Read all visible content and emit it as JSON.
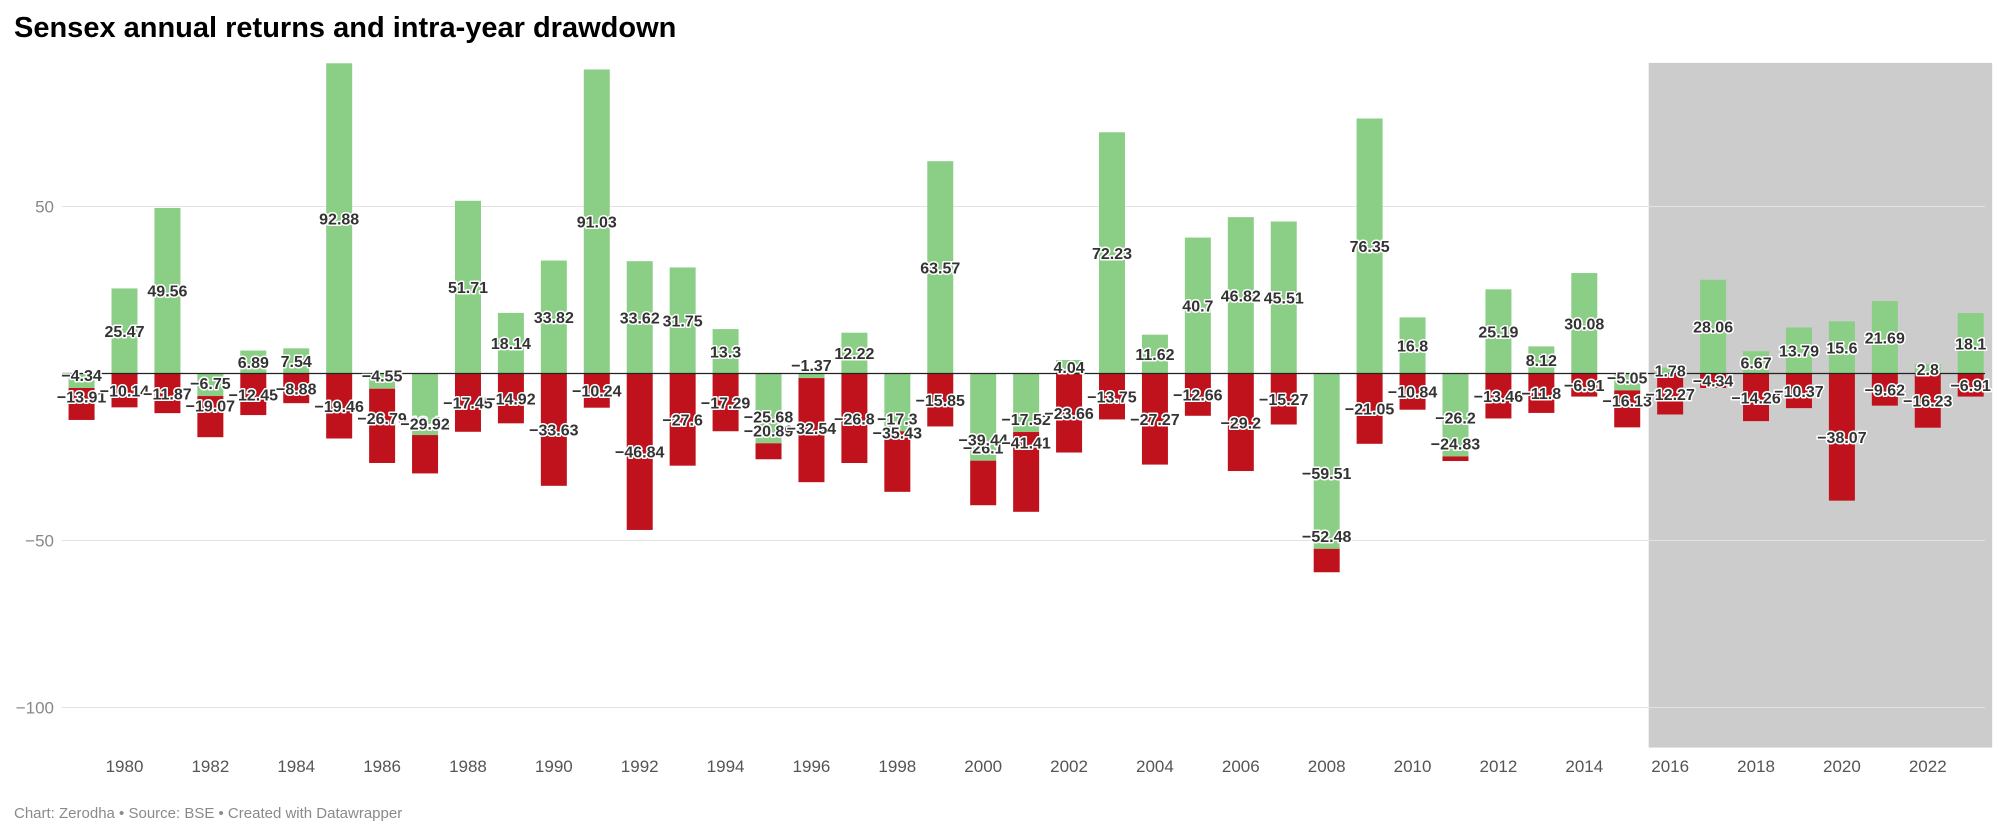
{
  "title": "Sensex annual returns and intra-year drawdown",
  "footer": "Chart: Zerodha • Source: BSE • Created with Datawrapper",
  "colors": {
    "positive": "#8bcf87",
    "negative": "#c0121c",
    "highlight_band": "#cccccc"
  },
  "chart_data": {
    "type": "bar",
    "years": [
      1979,
      1980,
      1981,
      1982,
      1983,
      1984,
      1985,
      1986,
      1987,
      1988,
      1989,
      1990,
      1991,
      1992,
      1993,
      1994,
      1995,
      1996,
      1997,
      1998,
      1999,
      2000,
      2001,
      2002,
      2003,
      2004,
      2005,
      2006,
      2007,
      2008,
      2009,
      2010,
      2011,
      2012,
      2013,
      2014,
      2015,
      2016,
      2017,
      2018,
      2019,
      2020,
      2021,
      2022,
      2023
    ],
    "series": [
      {
        "values": [
          -4.34,
          25.47,
          49.56,
          -6.75,
          6.89,
          7.54,
          92.88,
          -4.55,
          -18.43,
          51.71,
          18.14,
          33.82,
          91.03,
          33.62,
          31.75,
          13.3,
          -20.89,
          -1.37,
          12.22,
          -17.3,
          63.57,
          -26.1,
          -17.52,
          4.04,
          72.23,
          11.62,
          40.7,
          46.82,
          45.51,
          -52.48,
          76.35,
          16.8,
          -24.83,
          25.19,
          8.12,
          30.08,
          -5.05,
          1.78,
          28.06,
          6.67,
          13.79,
          15.6,
          21.69,
          2.8,
          18.1
        ]
      },
      {
        "values": [
          -13.91,
          -10.14,
          -11.87,
          -19.07,
          -12.45,
          -8.88,
          -19.46,
          -26.79,
          -29.92,
          -17.45,
          -14.92,
          -33.63,
          -10.24,
          -46.84,
          -27.6,
          -17.29,
          -25.68,
          -32.54,
          -26.8,
          -35.43,
          -15.85,
          -39.44,
          -41.41,
          -23.66,
          -13.75,
          -27.27,
          -12.66,
          -29.2,
          -15.27,
          -59.51,
          -21.05,
          -10.84,
          -26.2,
          -13.46,
          -11.8,
          -6.91,
          -16.13,
          -12.27,
          -4.34,
          -14.26,
          -10.37,
          -38.07,
          -9.62,
          -16.23,
          -6.91
        ]
      }
    ],
    "x_tick_labels": [
      "1980",
      "1982",
      "1984",
      "1986",
      "1988",
      "1990",
      "1992",
      "1994",
      "1996",
      "1998",
      "2000",
      "2002",
      "2004",
      "2006",
      "2008",
      "2010",
      "2012",
      "2014",
      "2016",
      "2018",
      "2020",
      "2022"
    ],
    "y_ticks": [
      50,
      -50,
      -100
    ],
    "ylim": [
      -112,
      93
    ],
    "shaded_region_years": [
      2016,
      2023
    ],
    "grid": true,
    "title": "Sensex annual returns and intra-year drawdown",
    "xlabel": "",
    "ylabel": ""
  }
}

Short problem:
Nothing in the entries above should change when they are printed again, except that the pictures are dropped.

Exercise solution:
Read all visible content and emit it as JSON.
{
  "title": "Sensex annual returns and intra-year drawdown",
  "footer": "Chart: Zerodha • Source: BSE • Created with Datawrapper",
  "colors": {
    "positive": "#8bcf87",
    "negative": "#c0121c",
    "highlight_band": "#cccccc"
  },
  "chart_data": {
    "type": "bar",
    "years": [
      1979,
      1980,
      1981,
      1982,
      1983,
      1984,
      1985,
      1986,
      1987,
      1988,
      1989,
      1990,
      1991,
      1992,
      1993,
      1994,
      1995,
      1996,
      1997,
      1998,
      1999,
      2000,
      2001,
      2002,
      2003,
      2004,
      2005,
      2006,
      2007,
      2008,
      2009,
      2010,
      2011,
      2012,
      2013,
      2014,
      2015,
      2016,
      2017,
      2018,
      2019,
      2020,
      2021,
      2022,
      2023
    ],
    "series": [
      {
        "values": [
          -4.34,
          25.47,
          49.56,
          -6.75,
          6.89,
          7.54,
          92.88,
          -4.55,
          -18.43,
          51.71,
          18.14,
          33.82,
          91.03,
          33.62,
          31.75,
          13.3,
          -20.89,
          -1.37,
          12.22,
          -17.3,
          63.57,
          -26.1,
          -17.52,
          4.04,
          72.23,
          11.62,
          40.7,
          46.82,
          45.51,
          -52.48,
          76.35,
          16.8,
          -24.83,
          25.19,
          8.12,
          30.08,
          -5.05,
          1.78,
          28.06,
          6.67,
          13.79,
          15.6,
          21.69,
          2.8,
          18.1
        ]
      },
      {
        "values": [
          -13.91,
          -10.14,
          -11.87,
          -19.07,
          -12.45,
          -8.88,
          -19.46,
          -26.79,
          -29.92,
          -17.45,
          -14.92,
          -33.63,
          -10.24,
          -46.84,
          -27.6,
          -17.29,
          -25.68,
          -32.54,
          -26.8,
          -35.43,
          -15.85,
          -39.44,
          -41.41,
          -23.66,
          -13.75,
          -27.27,
          -12.66,
          -29.2,
          -15.27,
          -59.51,
          -21.05,
          -10.84,
          -26.2,
          -13.46,
          -11.8,
          -6.91,
          -16.13,
          -12.27,
          -4.34,
          -14.26,
          -10.37,
          -38.07,
          -9.62,
          -16.23,
          -6.91
        ]
      }
    ],
    "x_tick_labels": [
      "1980",
      "1982",
      "1984",
      "1986",
      "1988",
      "1990",
      "1992",
      "1994",
      "1996",
      "1998",
      "2000",
      "2002",
      "2004",
      "2006",
      "2008",
      "2010",
      "2012",
      "2014",
      "2016",
      "2018",
      "2020",
      "2022"
    ],
    "y_ticks": [
      50,
      -50,
      -100
    ],
    "ylim": [
      -112,
      93
    ],
    "shaded_region_years": [
      2016,
      2023
    ],
    "grid": true,
    "title": "Sensex annual returns and intra-year drawdown",
    "xlabel": "",
    "ylabel": ""
  }
}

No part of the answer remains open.